▸ Exercise set:
• A. In the speech on interference in the planning process, what reason is given for Neil Savery being moved aside?
• B. Resume the speech on interference in the planning process, picking up right after its final sentence.

It makes a mockery not just of the independence of the planning process but of this guy as a minister. He was so weak that he could not stand up to the Chief Minister. And when his chief planner asked him to, he actually sought the permission of the Chief Minister to criticise him. He sought Jon Stanhope’s permission. So Neil Savery gets sold down the river. Andrew Barr goes running off to Jon Stanhope, and then we see Neil Savery moved aside. He gets moved aside because he dared to speak out against government interference in the planning process.

On that issue, I believe that there is much more to come out and much more to be said about the treatment of Neil Savery and about the ongoing interference in the statutory planning process, the inappropriate interference of this government in a statutory planning process. A former minister was constantly misleading the community by on the one hand saying that he wanted to keep the politics out of planning while his chief planner was telling him that politics had well and truly been put back into planning.

[Annotated element listings]
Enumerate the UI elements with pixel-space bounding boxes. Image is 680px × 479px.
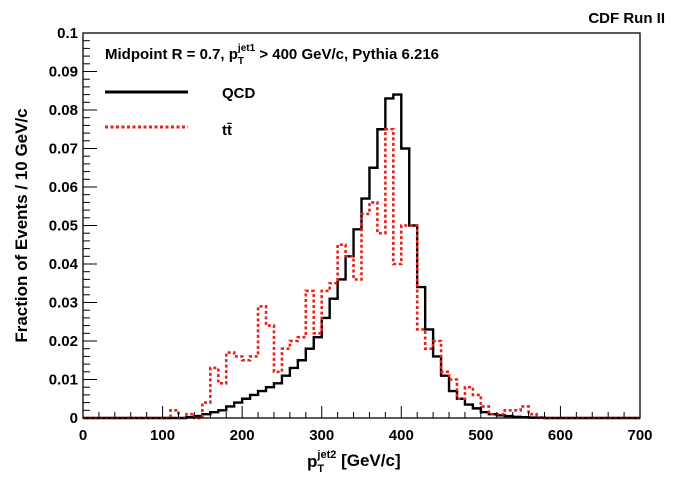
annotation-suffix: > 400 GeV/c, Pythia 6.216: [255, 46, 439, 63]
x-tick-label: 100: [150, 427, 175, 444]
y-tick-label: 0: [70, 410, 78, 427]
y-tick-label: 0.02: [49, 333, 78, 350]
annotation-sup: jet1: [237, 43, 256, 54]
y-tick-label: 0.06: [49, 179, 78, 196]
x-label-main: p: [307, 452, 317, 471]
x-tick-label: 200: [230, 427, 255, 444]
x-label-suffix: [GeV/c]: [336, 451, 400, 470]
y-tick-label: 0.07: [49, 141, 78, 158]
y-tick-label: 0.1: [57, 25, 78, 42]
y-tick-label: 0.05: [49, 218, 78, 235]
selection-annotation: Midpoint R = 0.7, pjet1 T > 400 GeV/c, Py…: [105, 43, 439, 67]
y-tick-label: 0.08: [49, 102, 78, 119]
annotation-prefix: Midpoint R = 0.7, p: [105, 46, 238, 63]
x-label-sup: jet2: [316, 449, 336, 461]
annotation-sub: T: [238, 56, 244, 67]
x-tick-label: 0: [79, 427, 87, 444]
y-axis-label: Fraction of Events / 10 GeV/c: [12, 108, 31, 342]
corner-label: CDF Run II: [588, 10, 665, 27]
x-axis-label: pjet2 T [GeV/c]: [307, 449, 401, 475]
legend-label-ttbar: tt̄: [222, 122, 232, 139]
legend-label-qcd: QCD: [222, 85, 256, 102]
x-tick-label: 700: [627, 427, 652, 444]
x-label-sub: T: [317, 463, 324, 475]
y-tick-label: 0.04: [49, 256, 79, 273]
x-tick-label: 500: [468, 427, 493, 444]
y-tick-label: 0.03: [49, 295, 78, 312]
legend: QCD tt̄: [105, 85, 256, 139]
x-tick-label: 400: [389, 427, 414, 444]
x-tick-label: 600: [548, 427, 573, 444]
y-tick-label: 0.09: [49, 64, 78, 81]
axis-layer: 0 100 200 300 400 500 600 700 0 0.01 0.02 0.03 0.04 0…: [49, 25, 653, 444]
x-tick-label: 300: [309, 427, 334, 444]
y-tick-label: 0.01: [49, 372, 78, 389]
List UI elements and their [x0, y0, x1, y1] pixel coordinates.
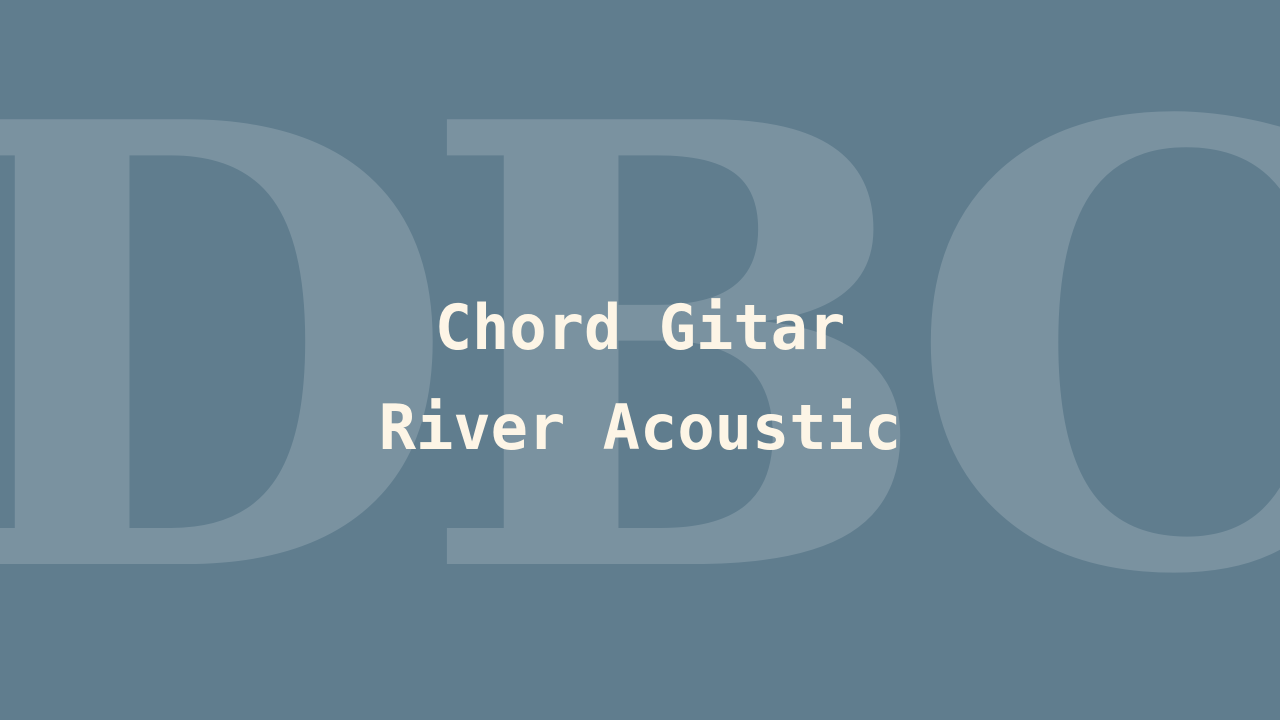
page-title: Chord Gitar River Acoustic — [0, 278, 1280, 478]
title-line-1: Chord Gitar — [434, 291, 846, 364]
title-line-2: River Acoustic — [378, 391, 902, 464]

▸ Responses for each task:
• A. He was moved aside because he dared to speak out against government interference in the planning process.

• B.
I will just touch on the Bimberi issue; Mrs Dunne will touch on that in some more detail. At Bimberi we have again seen the dodgiest of processes when it comes to the establishment of this inquiry and the alleged interference in that inquiry. We have got whistleblower after whistleblower saying that they were coached. They were coached and steered away from the inquiry. And to the extent that they were speaking to the inquiry, they were coached. They were directed as to how they should give evidence. It makes an absolute mockery of that process. We know that it was therefore impossible for the commissioners to get to the bottom of issues at Bimberi because we know that there was coaching of witnesses going on. We know that there was an attempt to pervert that process.

We now have this long-established pattern from the Labor Party in this place, from the ACT Labor government: they treat anyone who speaks out against them with contempt; they engage in retribution towards them. They get sacked; they get moved aside.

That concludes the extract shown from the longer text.